Do this:
Filter the entries and keep only the lines where the string "JSON" appears.
# Input start
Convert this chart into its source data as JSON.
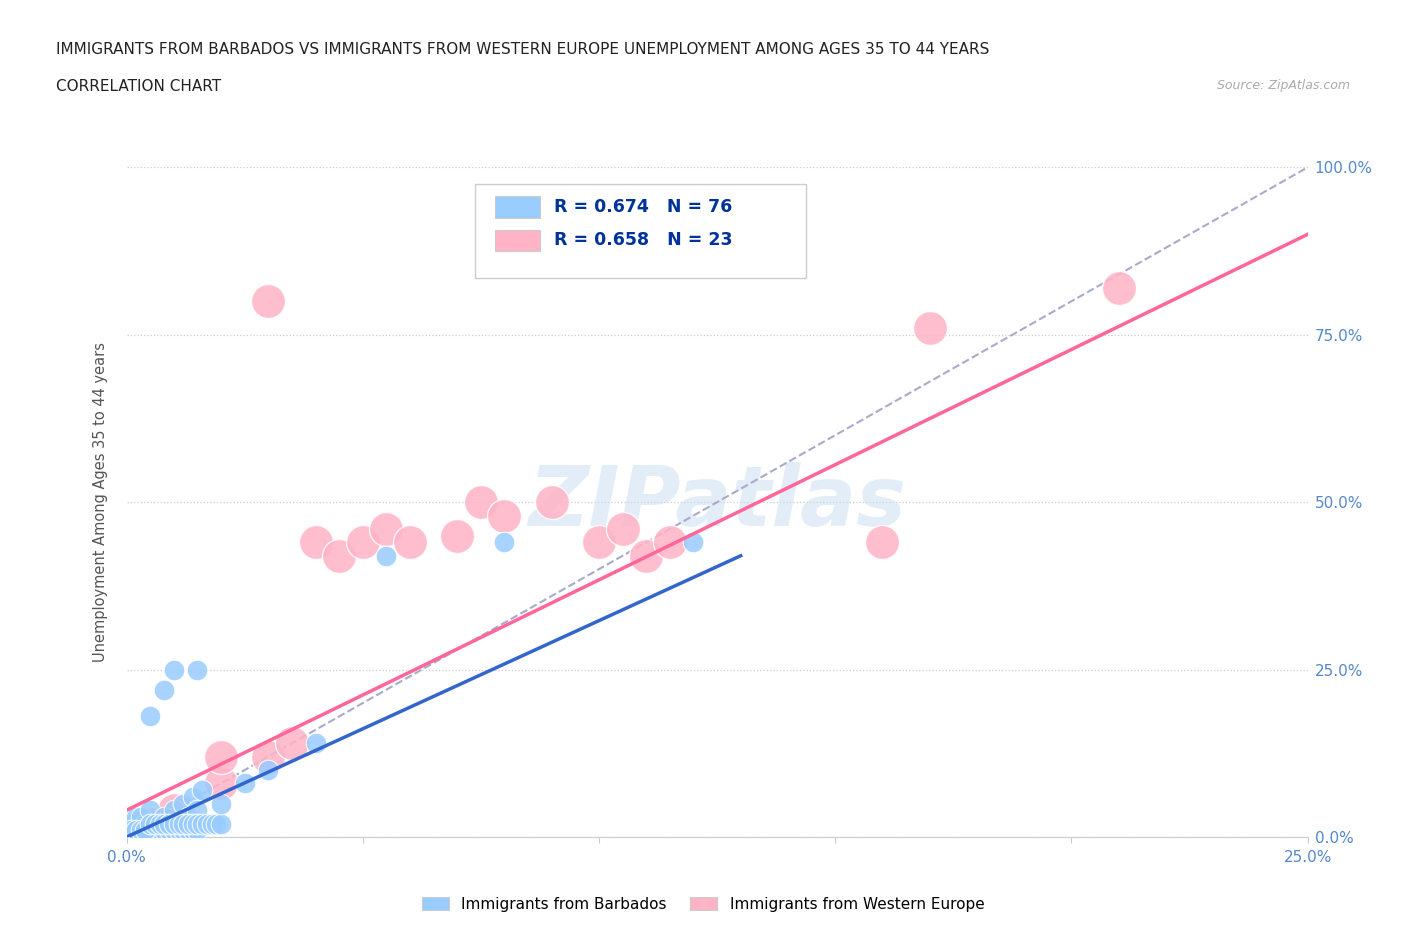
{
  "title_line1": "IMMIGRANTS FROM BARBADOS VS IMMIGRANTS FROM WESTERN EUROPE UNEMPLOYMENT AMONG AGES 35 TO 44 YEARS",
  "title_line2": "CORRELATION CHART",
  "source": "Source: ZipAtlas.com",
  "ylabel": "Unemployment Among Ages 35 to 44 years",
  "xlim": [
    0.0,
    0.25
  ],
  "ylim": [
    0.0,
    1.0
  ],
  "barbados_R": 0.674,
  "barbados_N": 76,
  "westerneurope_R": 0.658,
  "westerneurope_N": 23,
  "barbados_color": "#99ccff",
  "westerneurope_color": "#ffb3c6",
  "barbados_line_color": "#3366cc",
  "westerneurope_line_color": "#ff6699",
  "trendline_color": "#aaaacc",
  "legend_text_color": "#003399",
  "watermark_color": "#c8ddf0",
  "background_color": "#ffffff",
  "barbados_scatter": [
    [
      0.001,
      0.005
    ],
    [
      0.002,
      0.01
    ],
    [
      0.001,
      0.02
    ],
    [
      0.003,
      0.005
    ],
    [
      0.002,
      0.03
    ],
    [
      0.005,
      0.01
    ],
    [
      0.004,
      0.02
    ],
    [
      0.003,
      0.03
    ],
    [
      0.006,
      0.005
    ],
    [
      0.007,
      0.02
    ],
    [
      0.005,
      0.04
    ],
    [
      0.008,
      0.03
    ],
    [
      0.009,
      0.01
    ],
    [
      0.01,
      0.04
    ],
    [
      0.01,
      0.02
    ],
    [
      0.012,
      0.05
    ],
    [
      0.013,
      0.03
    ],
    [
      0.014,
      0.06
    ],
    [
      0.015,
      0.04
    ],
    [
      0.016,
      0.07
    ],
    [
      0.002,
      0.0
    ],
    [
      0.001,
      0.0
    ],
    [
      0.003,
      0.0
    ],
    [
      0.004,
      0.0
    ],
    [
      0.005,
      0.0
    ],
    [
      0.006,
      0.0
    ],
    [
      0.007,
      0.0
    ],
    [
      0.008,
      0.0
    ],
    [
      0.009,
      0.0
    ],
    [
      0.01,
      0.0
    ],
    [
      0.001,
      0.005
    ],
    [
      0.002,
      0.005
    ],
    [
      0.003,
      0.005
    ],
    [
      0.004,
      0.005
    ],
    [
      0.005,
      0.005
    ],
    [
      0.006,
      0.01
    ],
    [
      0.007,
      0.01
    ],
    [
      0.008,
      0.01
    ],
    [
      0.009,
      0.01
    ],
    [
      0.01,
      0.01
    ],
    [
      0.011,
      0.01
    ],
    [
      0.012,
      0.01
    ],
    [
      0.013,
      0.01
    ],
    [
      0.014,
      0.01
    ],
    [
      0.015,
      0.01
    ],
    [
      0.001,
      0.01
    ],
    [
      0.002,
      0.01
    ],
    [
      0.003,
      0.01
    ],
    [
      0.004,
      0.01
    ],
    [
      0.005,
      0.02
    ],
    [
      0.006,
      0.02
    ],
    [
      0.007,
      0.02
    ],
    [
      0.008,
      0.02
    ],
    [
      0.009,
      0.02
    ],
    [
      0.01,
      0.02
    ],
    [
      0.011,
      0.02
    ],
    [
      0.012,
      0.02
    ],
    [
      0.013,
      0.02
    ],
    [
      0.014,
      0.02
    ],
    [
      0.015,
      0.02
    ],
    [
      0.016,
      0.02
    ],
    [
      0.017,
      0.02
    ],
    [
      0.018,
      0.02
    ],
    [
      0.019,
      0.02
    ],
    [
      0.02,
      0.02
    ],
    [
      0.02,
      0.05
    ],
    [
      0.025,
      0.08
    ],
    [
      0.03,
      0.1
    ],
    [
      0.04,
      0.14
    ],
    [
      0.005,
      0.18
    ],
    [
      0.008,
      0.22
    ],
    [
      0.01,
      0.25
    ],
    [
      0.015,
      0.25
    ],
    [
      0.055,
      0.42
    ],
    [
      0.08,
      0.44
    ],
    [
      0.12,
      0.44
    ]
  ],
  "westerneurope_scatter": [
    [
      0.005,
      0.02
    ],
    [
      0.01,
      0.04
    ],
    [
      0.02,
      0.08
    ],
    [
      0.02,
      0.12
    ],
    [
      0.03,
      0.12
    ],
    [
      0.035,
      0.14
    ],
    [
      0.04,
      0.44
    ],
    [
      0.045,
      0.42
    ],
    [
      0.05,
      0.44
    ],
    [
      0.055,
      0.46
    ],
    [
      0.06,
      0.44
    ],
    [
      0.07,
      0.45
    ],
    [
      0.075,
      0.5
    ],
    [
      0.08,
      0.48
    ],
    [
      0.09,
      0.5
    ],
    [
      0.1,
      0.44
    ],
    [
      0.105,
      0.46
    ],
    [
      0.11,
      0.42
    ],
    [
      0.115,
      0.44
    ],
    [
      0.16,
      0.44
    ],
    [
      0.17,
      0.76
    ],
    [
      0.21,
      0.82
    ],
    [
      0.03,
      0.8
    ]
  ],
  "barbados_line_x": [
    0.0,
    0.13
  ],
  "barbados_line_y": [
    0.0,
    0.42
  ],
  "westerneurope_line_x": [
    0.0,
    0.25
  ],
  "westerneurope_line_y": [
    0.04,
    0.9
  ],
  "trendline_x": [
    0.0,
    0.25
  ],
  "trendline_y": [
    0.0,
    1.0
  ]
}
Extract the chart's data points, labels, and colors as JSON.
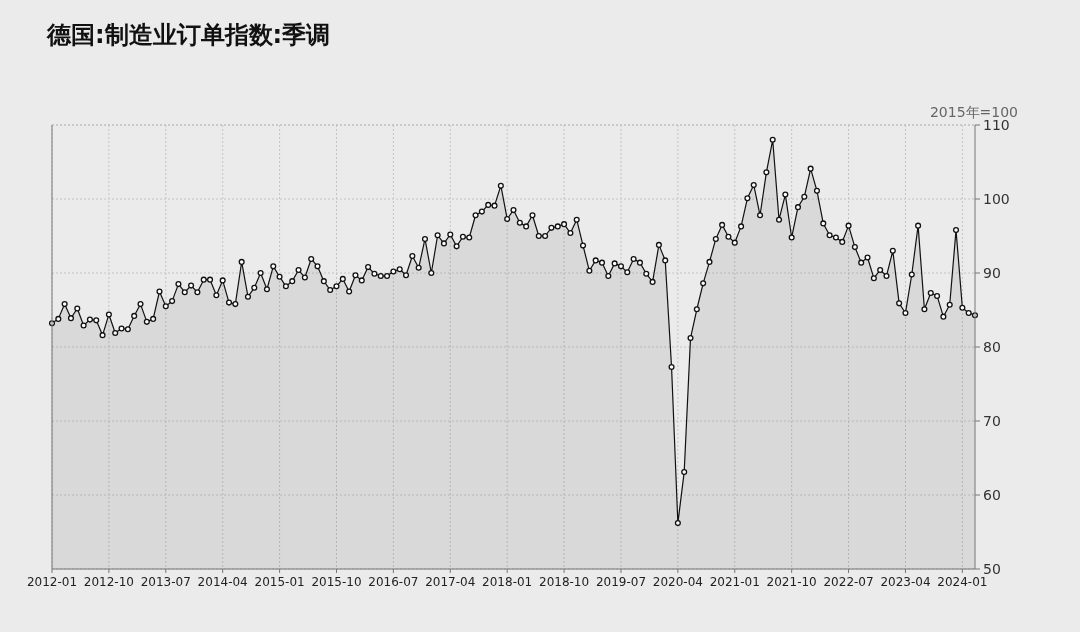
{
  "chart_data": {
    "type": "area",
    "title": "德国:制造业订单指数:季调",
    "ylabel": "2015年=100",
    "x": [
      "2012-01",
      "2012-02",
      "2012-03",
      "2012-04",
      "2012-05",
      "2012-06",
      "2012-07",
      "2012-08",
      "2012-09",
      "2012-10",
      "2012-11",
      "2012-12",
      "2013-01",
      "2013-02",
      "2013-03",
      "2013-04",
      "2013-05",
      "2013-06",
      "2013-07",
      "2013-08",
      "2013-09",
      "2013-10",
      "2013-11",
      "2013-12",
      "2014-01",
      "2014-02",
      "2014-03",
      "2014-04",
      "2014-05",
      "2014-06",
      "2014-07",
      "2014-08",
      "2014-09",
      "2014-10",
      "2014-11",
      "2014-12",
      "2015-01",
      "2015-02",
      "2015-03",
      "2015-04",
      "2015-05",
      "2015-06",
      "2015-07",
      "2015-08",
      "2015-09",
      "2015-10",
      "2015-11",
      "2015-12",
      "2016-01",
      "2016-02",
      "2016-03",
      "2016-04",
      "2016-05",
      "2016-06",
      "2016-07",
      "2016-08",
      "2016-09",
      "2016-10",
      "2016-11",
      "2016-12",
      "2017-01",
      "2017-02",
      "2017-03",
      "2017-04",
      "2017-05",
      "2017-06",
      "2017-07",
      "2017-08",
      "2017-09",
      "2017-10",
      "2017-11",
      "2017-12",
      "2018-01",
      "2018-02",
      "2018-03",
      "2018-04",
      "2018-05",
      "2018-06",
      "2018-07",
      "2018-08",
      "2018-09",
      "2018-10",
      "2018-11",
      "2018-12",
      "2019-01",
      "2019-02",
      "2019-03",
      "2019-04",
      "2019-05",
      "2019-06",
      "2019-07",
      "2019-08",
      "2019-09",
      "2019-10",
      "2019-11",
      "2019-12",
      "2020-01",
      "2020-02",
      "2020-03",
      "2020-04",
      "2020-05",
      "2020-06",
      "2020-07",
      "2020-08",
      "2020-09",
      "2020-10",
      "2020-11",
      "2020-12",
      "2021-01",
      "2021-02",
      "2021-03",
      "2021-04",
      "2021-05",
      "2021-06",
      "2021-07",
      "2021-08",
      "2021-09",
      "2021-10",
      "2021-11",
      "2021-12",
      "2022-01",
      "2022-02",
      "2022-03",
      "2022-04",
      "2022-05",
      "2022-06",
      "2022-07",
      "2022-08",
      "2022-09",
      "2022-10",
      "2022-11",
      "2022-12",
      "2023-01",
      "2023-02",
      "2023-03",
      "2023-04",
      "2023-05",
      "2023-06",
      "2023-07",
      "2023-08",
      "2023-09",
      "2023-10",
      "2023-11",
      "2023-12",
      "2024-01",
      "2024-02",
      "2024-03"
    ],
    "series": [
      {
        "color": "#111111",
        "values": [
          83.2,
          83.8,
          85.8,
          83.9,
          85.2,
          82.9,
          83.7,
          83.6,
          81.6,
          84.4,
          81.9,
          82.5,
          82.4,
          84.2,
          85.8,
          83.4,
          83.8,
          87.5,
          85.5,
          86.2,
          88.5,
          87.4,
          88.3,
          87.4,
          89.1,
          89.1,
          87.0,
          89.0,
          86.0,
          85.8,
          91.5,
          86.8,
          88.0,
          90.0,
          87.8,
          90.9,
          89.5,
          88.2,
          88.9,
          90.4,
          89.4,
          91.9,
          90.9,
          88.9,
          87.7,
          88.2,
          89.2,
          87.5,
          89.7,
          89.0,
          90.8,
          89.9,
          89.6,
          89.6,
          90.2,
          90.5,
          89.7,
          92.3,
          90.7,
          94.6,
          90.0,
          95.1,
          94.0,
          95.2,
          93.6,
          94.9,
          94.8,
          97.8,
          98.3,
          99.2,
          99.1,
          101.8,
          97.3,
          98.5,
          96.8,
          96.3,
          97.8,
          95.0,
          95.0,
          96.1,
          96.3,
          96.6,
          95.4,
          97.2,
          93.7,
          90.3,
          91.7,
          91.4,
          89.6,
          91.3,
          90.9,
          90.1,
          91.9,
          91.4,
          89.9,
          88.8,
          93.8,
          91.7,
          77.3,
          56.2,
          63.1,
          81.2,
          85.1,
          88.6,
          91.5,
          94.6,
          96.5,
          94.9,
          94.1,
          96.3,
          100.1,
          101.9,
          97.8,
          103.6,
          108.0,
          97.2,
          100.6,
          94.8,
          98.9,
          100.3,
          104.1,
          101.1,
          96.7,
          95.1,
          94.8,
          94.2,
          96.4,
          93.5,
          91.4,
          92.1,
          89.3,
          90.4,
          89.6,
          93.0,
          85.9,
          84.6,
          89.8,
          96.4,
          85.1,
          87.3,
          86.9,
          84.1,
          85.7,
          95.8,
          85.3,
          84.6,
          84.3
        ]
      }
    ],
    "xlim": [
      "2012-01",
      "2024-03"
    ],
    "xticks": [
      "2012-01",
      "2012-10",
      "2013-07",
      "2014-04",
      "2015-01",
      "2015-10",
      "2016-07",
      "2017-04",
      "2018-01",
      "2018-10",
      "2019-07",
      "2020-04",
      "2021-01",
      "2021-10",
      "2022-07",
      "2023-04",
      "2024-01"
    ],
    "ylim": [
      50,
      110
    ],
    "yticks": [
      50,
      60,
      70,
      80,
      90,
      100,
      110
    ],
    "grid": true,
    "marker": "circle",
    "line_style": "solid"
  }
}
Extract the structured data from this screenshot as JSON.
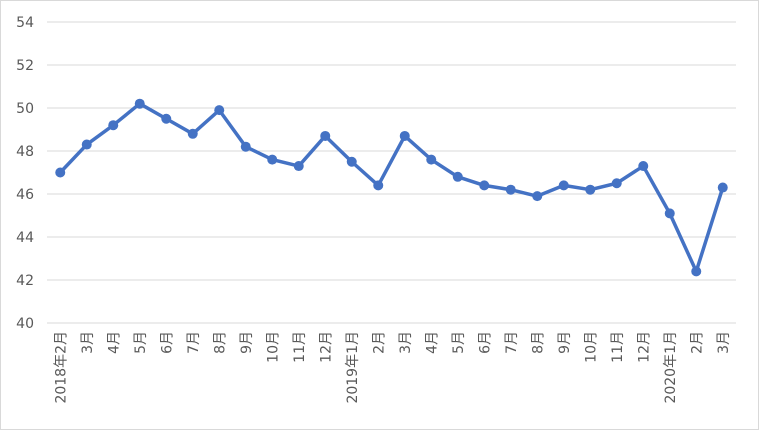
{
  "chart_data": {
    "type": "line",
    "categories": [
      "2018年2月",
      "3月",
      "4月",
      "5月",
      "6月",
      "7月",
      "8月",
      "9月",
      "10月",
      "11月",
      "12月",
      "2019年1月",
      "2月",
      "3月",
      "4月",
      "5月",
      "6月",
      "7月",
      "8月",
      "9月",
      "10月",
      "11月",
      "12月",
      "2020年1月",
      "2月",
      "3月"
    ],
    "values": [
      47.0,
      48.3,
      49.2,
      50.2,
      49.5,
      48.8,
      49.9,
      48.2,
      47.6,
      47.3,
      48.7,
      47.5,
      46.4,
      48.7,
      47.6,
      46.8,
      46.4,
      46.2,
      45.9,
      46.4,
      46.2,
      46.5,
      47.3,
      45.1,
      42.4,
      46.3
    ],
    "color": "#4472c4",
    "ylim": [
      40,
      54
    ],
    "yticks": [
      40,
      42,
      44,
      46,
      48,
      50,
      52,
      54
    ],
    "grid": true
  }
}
# Input end
Reply:
Convert this chart into its source data as JSON.
Extract the chart's data points, labels, and colors as JSON.
Extract the structured data from this screenshot as JSON.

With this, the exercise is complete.